* INSTRUCTIONS TO FOLLOW:
Where a line of the material contains the string "Składnik", copy that line.

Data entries
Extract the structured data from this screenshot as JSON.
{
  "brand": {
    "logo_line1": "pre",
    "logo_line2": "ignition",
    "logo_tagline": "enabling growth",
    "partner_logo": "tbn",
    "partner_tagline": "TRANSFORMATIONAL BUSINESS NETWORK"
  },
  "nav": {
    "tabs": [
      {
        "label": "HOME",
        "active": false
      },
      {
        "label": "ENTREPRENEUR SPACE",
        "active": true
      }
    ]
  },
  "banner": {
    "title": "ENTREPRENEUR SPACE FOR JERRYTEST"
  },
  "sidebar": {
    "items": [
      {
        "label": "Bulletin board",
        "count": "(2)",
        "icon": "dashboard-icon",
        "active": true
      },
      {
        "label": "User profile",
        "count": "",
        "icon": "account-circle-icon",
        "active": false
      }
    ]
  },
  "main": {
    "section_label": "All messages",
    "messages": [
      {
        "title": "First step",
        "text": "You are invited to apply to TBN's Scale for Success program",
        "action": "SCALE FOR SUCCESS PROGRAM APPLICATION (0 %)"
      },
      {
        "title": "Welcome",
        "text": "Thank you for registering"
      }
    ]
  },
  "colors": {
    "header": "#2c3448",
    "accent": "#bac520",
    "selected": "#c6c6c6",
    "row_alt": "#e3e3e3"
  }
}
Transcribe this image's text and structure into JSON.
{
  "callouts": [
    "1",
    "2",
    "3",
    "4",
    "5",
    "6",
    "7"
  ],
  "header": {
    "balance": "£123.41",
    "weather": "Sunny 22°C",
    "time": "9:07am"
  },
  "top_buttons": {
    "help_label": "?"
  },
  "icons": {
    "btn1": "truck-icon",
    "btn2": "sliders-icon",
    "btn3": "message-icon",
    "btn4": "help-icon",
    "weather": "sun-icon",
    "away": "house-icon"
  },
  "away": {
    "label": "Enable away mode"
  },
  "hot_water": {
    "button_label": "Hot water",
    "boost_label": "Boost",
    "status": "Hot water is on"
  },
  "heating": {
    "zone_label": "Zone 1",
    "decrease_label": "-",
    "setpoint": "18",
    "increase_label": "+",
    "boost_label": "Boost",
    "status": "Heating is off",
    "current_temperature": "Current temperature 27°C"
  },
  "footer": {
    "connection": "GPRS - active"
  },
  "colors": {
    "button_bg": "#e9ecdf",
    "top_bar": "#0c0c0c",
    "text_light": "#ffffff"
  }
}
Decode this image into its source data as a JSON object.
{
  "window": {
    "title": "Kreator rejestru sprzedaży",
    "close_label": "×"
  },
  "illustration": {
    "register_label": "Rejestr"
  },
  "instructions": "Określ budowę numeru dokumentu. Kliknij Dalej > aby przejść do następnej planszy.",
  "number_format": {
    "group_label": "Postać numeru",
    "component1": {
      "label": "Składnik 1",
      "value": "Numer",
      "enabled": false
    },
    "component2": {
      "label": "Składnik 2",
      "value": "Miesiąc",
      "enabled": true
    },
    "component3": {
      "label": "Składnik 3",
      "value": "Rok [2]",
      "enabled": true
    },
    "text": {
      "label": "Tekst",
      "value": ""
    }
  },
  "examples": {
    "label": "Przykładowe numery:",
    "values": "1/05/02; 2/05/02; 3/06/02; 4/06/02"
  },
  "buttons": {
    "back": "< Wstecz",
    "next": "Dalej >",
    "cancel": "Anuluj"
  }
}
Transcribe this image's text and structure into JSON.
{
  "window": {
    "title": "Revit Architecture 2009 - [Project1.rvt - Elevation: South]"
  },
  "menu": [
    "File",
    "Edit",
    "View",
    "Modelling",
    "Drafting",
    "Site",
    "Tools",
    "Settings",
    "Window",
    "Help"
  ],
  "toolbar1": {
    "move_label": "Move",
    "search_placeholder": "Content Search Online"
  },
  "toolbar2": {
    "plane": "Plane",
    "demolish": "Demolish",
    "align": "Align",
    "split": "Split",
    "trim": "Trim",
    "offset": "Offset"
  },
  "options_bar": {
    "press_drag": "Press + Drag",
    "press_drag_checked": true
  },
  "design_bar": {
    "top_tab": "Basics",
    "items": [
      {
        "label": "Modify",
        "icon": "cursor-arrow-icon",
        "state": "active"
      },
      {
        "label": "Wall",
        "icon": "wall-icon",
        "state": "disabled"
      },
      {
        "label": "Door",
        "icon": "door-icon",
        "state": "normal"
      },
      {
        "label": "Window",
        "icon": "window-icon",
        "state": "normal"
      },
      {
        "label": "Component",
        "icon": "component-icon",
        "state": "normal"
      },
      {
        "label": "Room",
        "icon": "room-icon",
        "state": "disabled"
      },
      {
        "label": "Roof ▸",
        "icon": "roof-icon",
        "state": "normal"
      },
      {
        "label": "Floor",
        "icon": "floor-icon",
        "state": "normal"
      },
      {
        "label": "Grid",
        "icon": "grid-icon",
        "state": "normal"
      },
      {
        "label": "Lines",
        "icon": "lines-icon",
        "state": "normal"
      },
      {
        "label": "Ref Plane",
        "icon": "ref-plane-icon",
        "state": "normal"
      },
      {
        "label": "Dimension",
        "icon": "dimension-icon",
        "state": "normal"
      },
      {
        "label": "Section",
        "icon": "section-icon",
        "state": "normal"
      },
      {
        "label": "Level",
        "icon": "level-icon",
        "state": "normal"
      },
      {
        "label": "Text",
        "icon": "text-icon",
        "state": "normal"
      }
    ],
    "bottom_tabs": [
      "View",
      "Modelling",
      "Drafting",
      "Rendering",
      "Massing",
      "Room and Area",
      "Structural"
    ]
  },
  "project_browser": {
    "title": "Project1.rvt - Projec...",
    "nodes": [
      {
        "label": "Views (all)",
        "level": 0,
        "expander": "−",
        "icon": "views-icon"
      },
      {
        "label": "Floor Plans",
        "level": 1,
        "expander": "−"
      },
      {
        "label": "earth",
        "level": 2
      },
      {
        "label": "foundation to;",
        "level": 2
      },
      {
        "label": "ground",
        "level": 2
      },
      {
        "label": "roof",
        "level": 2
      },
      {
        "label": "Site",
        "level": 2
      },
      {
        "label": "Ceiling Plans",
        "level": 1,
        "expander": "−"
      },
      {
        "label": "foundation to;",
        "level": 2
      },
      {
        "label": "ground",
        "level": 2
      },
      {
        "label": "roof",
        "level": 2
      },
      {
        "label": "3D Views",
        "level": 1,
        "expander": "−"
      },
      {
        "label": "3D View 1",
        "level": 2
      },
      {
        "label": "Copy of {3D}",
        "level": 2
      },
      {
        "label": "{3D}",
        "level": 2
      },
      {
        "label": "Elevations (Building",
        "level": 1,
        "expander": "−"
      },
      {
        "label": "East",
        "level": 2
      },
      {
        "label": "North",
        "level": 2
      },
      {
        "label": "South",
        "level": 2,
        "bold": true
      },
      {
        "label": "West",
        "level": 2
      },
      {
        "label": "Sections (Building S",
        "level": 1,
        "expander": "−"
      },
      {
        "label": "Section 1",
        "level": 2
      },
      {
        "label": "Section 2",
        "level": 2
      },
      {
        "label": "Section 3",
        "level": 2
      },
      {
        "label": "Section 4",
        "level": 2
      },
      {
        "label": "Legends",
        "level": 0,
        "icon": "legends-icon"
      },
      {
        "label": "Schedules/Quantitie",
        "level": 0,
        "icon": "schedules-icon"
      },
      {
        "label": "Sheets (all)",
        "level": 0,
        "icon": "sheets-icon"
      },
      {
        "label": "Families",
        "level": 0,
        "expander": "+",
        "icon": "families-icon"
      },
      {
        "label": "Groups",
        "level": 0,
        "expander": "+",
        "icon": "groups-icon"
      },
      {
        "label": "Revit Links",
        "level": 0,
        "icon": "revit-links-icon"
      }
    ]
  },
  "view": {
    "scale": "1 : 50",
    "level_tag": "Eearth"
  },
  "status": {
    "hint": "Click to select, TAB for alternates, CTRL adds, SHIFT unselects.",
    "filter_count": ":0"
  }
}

* SOLUTION TO THE PROBLEM:
      "label": "Składnik 1",
      "label": "Składnik 2",
      "label": "Składnik 3",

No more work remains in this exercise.